__Your task__:
Express every line of the records as a JSON list of strings, one string per line, leaving out blank lines.

__Dataset records__:
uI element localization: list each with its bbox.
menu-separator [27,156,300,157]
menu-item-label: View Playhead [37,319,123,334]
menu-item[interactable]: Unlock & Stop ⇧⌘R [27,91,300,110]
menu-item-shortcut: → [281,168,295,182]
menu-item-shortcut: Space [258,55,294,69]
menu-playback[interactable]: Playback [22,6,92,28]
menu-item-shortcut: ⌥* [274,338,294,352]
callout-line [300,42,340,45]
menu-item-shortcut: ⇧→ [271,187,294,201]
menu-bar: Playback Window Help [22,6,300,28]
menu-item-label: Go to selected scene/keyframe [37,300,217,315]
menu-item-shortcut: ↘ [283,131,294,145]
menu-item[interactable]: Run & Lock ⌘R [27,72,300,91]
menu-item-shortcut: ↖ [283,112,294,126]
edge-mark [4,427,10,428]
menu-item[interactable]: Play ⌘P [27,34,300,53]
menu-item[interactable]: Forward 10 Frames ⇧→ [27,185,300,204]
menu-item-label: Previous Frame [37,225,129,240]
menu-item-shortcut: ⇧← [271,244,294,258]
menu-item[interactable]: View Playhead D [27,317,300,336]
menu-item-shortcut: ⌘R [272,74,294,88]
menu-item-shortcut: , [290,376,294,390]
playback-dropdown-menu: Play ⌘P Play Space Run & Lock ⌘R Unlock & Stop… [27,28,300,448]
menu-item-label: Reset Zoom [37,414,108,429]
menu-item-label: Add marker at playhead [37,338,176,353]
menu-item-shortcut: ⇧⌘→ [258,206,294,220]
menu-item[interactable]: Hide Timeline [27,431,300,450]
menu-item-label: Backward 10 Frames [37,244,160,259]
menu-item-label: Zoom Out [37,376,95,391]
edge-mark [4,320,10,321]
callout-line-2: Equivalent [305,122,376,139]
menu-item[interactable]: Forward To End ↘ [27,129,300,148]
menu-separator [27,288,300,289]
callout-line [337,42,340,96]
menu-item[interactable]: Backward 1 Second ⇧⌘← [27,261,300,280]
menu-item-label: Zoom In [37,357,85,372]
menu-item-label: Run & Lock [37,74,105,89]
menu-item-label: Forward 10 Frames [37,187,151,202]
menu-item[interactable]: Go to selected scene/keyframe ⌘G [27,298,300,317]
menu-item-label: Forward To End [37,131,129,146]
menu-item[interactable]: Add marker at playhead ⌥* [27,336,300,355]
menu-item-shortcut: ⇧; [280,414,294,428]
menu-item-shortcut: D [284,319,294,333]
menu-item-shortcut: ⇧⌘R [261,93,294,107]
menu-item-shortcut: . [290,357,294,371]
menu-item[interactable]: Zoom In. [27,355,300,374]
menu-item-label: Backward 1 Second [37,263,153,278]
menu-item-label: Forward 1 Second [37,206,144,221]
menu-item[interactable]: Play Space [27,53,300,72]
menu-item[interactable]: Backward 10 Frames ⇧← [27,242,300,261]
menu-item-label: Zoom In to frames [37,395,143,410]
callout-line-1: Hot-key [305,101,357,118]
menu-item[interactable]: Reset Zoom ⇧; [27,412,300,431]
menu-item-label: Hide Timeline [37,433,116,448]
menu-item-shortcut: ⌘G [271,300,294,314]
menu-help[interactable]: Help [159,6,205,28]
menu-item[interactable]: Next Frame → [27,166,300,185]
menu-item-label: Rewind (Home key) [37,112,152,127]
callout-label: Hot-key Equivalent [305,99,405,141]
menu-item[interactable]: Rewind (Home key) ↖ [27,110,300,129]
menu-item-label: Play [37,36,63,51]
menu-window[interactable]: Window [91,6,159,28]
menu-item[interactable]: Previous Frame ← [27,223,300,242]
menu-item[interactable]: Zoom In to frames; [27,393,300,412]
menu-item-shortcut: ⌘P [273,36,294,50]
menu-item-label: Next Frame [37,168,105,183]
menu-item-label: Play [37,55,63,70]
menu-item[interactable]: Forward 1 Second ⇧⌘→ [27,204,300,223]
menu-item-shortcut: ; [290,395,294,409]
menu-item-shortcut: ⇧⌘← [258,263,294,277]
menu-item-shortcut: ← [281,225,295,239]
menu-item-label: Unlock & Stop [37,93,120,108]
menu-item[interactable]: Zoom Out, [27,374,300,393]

__Solved exercise__:
[
  "uI element localization: list each with its bbox.",
  "menu-separator [27,156,300,157]",
  "menu-item-label: View Playhead [37,319,123,334]",
  "menu-item[interactable]: Unlock & Stop ⇧⌘R [27,91,300,110]",
  "menu-item-shortcut: → [281,168,295,182]",
  "menu-item-shortcut: Space [258,55,294,69]",
  "menu-playback[interactable]: Playback [22,6,92,28]",
  "menu-item-shortcut: ⌥* [274,338,294,352]",
  "callout-line [300,42,340,45]",
  "menu-item-shortcut: ⇧→ [271,187,294,201]",
  "menu-bar: Playback Window Help [22,6,300,28]",
  "menu-item-label: Go to selected scene/keyframe [37,300,217,315]",
  "menu-item-shortcut: ↘ [283,131,294,145]",
  "menu-item[interactable]: Run & Lock ⌘R [27,72,300,91]",
  "menu-item-shortcut: ↖ [283,112,294,126]",
  "edge-mark [4,427,10,428]",
  "menu-item[interactable]: Play ⌘P [27,34,300,53]",
  "menu-item[interactable]: Forward 10 Frames ⇧→ [27,185,300,204]",
  "menu-item-label: Previous Frame [37,225,129,240]",
  "menu-item-shortcut: ⇧← [271,244,294,258]",
  "menu-item[interactable]: View Playhead D [27,317,300,336]",
  "menu-item-shortcut: ⌘R [272,74,294,88]",
  "menu-item-shortcut: , [290,376,294,390]",
  "playback-dropdown-menu: Play ⌘P Play Space Run & Lock ⌘R Unlock & Stop… [27,28,300,448]",
  "menu-item-label: Reset Zoom [37,414,108,429]",
  "menu-item-label: Add marker at playhead [37,338,176,353]",
  "menu-item-shortcut: ⇧⌘→ [258,206,294,220]",
  "menu-item[interactable]: Hide Timeline [27,431,300,450]",
  "menu-item-label: Backward 10 Frames [37,244,160,259]",
  "menu-item-label: Zoom Out [37,376,95,391]",
  "edge-mark [4,320,10,321]",
  "callout-line-2: Equivalent [305,122,376,139]",
  "menu-item[interactable]: Forward To End ↘ [27,129,300,148]",
  "menu-separator [27,288,300,289]",
  "callout-line [337,42,340,96]",
  "menu-item[interactable]: Backward 1 Second ⇧⌘← [27,261,300,280]",
  "menu-item-label: Zoom In [37,357,85,372]",
  "menu-item-label: Run & Lock [37,74,105,89]",
  "menu-item-label: Forward 10 Frames [37,187,151,202]",
  "menu-item[interactable]: Go to selected scene/keyframe ⌘G [27,298,300,317]",
  "menu-item-label: Forward To End [37,131,129,146]",
  "menu-item[interactable]: Add marker at playhead ⌥* [27,336,300,355]",
  "menu-item-shortcut: ⇧; [280,414,294,428]",
  "menu-item-shortcut: D [284,319,294,333]",
  "menu-item-shortcut: ⇧⌘R [261,93,294,107]",
  "menu-item-shortcut: . [290,357,294,371]",
  "menu-item[interactable]: Zoom In. [27,355,300,374]",
  "menu-item-label: Backward 1 Second [37,263,153,278]",
  "menu-item-label: Forward 1 Second [37,206,144,221]",
  "menu-item[interactable]: Play Space [27,53,300,72]",
  "menu-item[interactable]: Backward 10 Frames ⇧← [27,242,300,261]",
  "menu-item-label: Zoom In to frames [37,395,143,410]",
  "callout-line-1: Hot-key [305,101,357,118]",
  "menu-item[interactable]: Reset Zoom ⇧; [27,412,300,431]",
  "menu-item-label: Hide Timeline [37,433,116,448]",
  "menu-item-shortcut: ⌘G [271,300,294,314]",
  "menu-help[interactable]: Help [159,6,205,28]",
  "menu-item[interactable]: Next Frame → [27,166,300,185]",
  "menu-item-label: Rewind (Home key) [37,112,152,127]",
  "callout-label: Hot-key Equivalent [305,99,405,141]",
  "menu-item[interactable]: Rewind (Home key) ↖ [27,110,300,129]",
  "menu-item-label: Play [37,36,63,51]",
  "menu-window[interactable]: Window [91,6,159,28]",
  "menu-item[interactable]: Previous Frame ← [27,223,300,242]",
  "menu-item[interactable]: Zoom In to frames; [27,393,300,412]",
  "menu-item-shortcut: ⌘P [273,36,294,50]",
  "menu-item-label: Next Frame [37,168,105,183]",
  "menu-item-label: Play [37,55,63,70]",
  "menu-item[interactable]: Forward 1 Second ⇧⌘→ [27,204,300,223]",
  "menu-item-shortcut: ; [290,395,294,409]",
  "menu-item-shortcut: ⇧⌘← [258,263,294,277]",
  "menu-item-shortcut: ← [281,225,295,239]",
  "menu-item-label: Unlock & Stop [37,93,120,108]",
  "menu-item[interactable]: Zoom Out, [27,374,300,393]"
]